§ **Data rows**:
((

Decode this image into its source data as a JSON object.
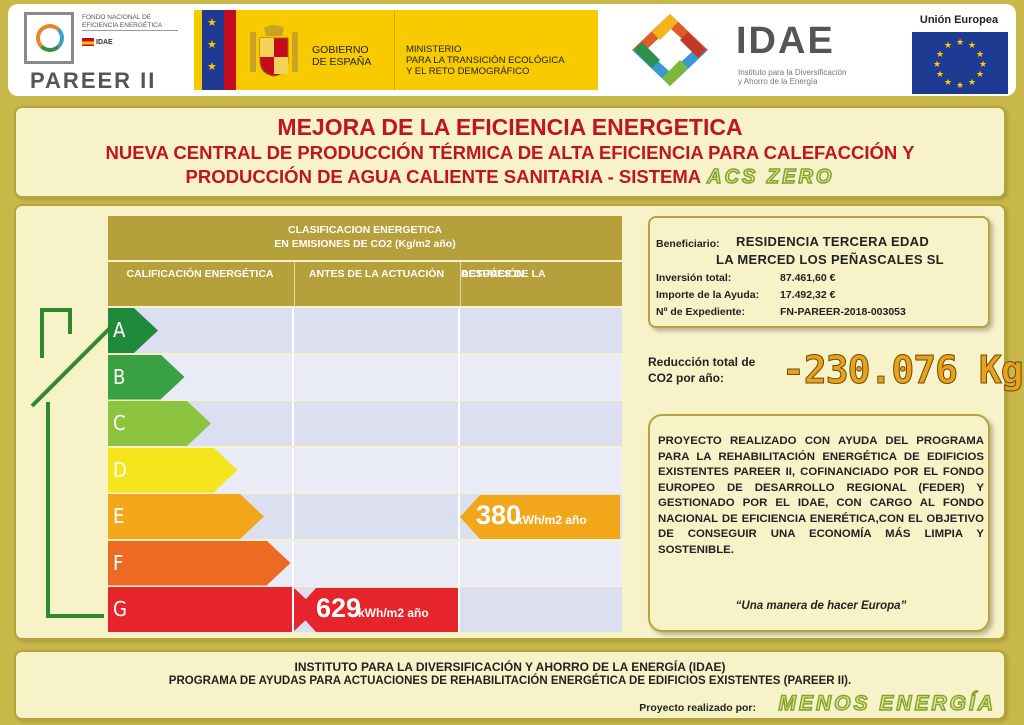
{
  "logos": {
    "fondo_nacional": "FONDO NACIONAL DE EFICIENCIA ENERGÉTICA",
    "idae_mini": "IDAE",
    "pareer": "PAREER II",
    "gobierno": [
      "GOBIERNO",
      "DE ESPAÑA"
    ],
    "ministerio": [
      "MINISTERIO",
      "PARA LA TRANSICIÓN ECOLÓGICA",
      "Y EL RETO DEMOGRÁFICO"
    ],
    "idae_name": "IDAE",
    "idae_sub": [
      "Instituto para la Diversificación",
      "y Ahorro de la Energía"
    ],
    "ue": "Unión Europea"
  },
  "title": {
    "main": "MEJORA DE LA EFICIENCIA ENERGETICA",
    "sub": "NUEVA CENTRAL DE PRODUCCIÓN TÉRMICA DE ALTA EFICIENCIA PARA CALEFACCIÓN Y PRODUCCIÓN DE AGUA CALIENTE SANITARIA - SISTEMA",
    "system": "ACS ZERO"
  },
  "table": {
    "header_title": [
      "CLASIFICACION ENERGETICA",
      "EN EMISIONES DE CO2 (Kg/m2 año)"
    ],
    "col1": "CALIFICACIÓN ENERGÉTICA",
    "col2": "ANTES DE LA ACTUACIÓN",
    "col3": [
      "DESPÚES DE LA",
      "ACTUACIÓN"
    ],
    "classes": [
      "A",
      "B",
      "C",
      "D",
      "E",
      "F",
      "G"
    ],
    "class_colors": [
      "#1f8a3b",
      "#3aa142",
      "#8cc43f",
      "#f4e51c",
      "#f2a71b",
      "#ec6a24",
      "#e5242b"
    ],
    "before": {
      "class": "G",
      "value": "629",
      "unit": "kWh/m2 año",
      "color": "#e5242b"
    },
    "after": {
      "class": "E",
      "value": "380",
      "unit": "kWh/m2 año",
      "color": "#f2a71b"
    }
  },
  "beneficiary": {
    "label": "Beneficiario:",
    "name_line1": "RESIDENCIA TERCERA EDAD",
    "name_line2": "LA MERCED LOS PEÑASCALES SL",
    "investment_label": "Inversión total:",
    "investment": "87.461,60 €",
    "aid_label": "Importe de la Ayuda:",
    "aid": "17.492,32 €",
    "file_label": "Nº de Expediente:",
    "file": "FN-PAREER-2018-003053"
  },
  "reduction": {
    "label": "Reducción total de CO2 por año:",
    "value": "-230.076 Kg"
  },
  "description": {
    "text": "PROYECTO REALIZADO CON AYUDA DEL PROGRAMA PARA LA REHABILITACIÓN ENERGÉTICA DE EDIFICIOS EXISTENTES PAREER II, COFINANCIADO POR EL FONDO EUROPEO DE DESARROLLO REGIONAL (FEDER) Y GESTIONADO POR EL IDAE, CON CARGO AL FONDO NACIONAL DE EFICIENCIA ENERÉTICA,CON EL OBJETIVO DE CONSEGUIR UNA ECONOMÍA MÁS LIMPIA Y SOSTENIBLE.",
    "motto": "“Una manera de hacer Europa”"
  },
  "footer": {
    "line1": "INSTITUTO PARA LA DIVERSIFICACIÓN Y AHORRO DE LA ENERGÍA (IDAE)",
    "line2": "PROGRAMA DE AYUDAS PARA ACTUACIONES DE REHABILITACIÓN ENERGÉTICA DE EDIFICIOS EXISTENTES (PAREER II).",
    "credit": "Proyecto realizado por:",
    "company": "MENOS ENERGÍA"
  }
}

))

§ **Brief**: Give the number of lines in the entries that include the string "EDIFICIOS", and nothing more.

§ **Finished answer**: 2